Goal of the exercise: Entries follow. Set all of them down as they stand.

[Extracted records]
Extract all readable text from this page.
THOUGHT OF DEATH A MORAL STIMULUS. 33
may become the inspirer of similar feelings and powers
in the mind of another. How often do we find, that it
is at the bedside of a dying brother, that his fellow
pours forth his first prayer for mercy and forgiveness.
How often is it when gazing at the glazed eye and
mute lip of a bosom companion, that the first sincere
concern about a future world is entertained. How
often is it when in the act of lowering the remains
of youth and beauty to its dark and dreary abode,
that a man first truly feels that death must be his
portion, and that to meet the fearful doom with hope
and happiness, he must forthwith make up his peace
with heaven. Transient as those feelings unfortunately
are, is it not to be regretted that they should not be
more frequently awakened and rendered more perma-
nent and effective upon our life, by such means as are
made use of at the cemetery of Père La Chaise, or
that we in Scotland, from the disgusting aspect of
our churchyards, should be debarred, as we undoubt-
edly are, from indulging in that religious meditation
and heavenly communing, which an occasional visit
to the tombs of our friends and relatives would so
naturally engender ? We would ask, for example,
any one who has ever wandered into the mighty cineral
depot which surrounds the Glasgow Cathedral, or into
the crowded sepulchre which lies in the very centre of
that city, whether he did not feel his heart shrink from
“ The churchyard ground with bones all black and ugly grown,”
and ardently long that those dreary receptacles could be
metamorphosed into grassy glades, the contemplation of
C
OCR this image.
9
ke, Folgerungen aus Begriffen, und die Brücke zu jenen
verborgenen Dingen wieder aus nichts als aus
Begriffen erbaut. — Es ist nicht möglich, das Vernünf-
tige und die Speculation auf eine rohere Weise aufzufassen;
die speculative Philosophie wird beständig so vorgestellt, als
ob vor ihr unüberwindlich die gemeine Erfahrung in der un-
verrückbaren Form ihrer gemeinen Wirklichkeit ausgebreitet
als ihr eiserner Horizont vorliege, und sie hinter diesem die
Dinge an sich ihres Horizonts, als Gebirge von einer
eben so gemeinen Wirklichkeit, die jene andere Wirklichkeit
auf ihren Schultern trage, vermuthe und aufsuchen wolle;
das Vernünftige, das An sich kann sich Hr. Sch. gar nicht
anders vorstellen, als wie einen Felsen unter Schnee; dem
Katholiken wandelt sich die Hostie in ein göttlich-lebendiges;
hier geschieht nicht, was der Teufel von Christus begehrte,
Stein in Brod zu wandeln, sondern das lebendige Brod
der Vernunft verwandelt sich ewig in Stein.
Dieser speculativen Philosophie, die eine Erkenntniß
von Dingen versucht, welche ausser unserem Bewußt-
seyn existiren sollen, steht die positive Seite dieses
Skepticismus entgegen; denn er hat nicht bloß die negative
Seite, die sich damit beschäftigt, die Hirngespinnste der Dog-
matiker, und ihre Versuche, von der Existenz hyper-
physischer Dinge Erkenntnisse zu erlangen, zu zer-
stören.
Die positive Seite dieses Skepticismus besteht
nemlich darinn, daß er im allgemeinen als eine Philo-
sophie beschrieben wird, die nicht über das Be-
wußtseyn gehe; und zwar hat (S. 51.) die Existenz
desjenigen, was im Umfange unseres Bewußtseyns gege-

Problem solution:
Extract all readable text from this page.
THOUGHT OF DEATH A MORAL STIMULUS. 33
may become the inspirer of similar feelings and powers
in the mind of another. How often do we find, that it
is at the bedside of a dying brother, that his fellow
pours forth his first prayer for mercy and forgiveness.
How often is it when gazing at the glazed eye and
mute lip of a bosom companion, that the first sincere
concern about a future world is entertained. How
often is it when in the act of lowering the remains
of youth and beauty to its dark and dreary abode,
that a man first truly feels that death must be his
portion, and that to meet the fearful doom with hope
and happiness, he must forthwith make up his peace
with heaven. Transient as those feelings unfortunately
are, is it not to be regretted that they should not be
more frequently awakened and rendered more perma-
nent and effective upon our life, by such means as are
made use of at the cemetery of Père La Chaise, or
that we in Scotland, from the disgusting aspect of
our churchyards, should be debarred, as we undoubt-
edly are, from indulging in that religious meditation
and heavenly communing, which an occasional visit
to the tombs of our friends and relatives would so
naturally engender ? We would ask, for example,
any one who has ever wandered into the mighty cineral
depot which surrounds the Glasgow Cathedral, or into
the crowded sepulchre which lies in the very centre of
that city, whether he did not feel his heart shrink from
“ The churchyard ground with bones all black and ugly grown,”
and ardently long that those dreary receptacles could be
metamorphosed into grassy glades, the contemplation of
C
OCR this image.
9
ke, Folgerungen aus Begriffen, und die Brücke zu jenen
verborgenen Dingen wieder aus nichts als aus
Begriffen erbaut. — Es ist nicht möglich, das Vernünf-
tige und die Speculation auf eine rohere Weise aufzufassen;
die speculative Philosophie wird beständig so vorgestellt, als
ob vor ihr unüberwindlich die gemeine Erfahrung in der un-
verrückbaren Form ihrer gemeinen Wirklichkeit ausgebreitet
als ihr eiserner Horizont vorliege, und sie hinter diesem die
Dinge an sich ihres Horizonts, als Gebirge von einer
eben so gemeinen Wirklichkeit, die jene andere Wirklichkeit
auf ihren Schultern trage, vermuthe und aufsuchen wolle;
das Vernünftige, das An sich kann sich Hr. Sch. gar nicht
anders vorstellen, als wie einen Felsen unter Schnee; dem
Katholiken wandelt sich die Hostie in ein göttlich-lebendiges;
hier geschieht nicht, was der Teufel von Christus begehrte,
Stein in Brod zu wandeln, sondern das lebendige Brod
der Vernunft verwandelt sich ewig in Stein.
Dieser speculativen Philosophie, die eine Erkenntniß
von Dingen versucht, welche ausser unserem Bewußt-
seyn existiren sollen, steht die positive Seite dieses
Skepticismus entgegen; denn er hat nicht bloß die negative
Seite, die sich damit beschäftigt, die Hirngespinnste der Dog-
matiker, und ihre Versuche, von der Existenz hyper-
physischer Dinge Erkenntnisse zu erlangen, zu zer-
stören.
Die positive Seite dieses Skepticismus besteht
nemlich darinn, daß er im allgemeinen als eine Philo-
sophie beschrieben wird, die nicht über das Be-
wußtseyn gehe; und zwar hat (S. 51.) die Existenz
desjenigen, was im Umfange unseres Bewußtseyns gege-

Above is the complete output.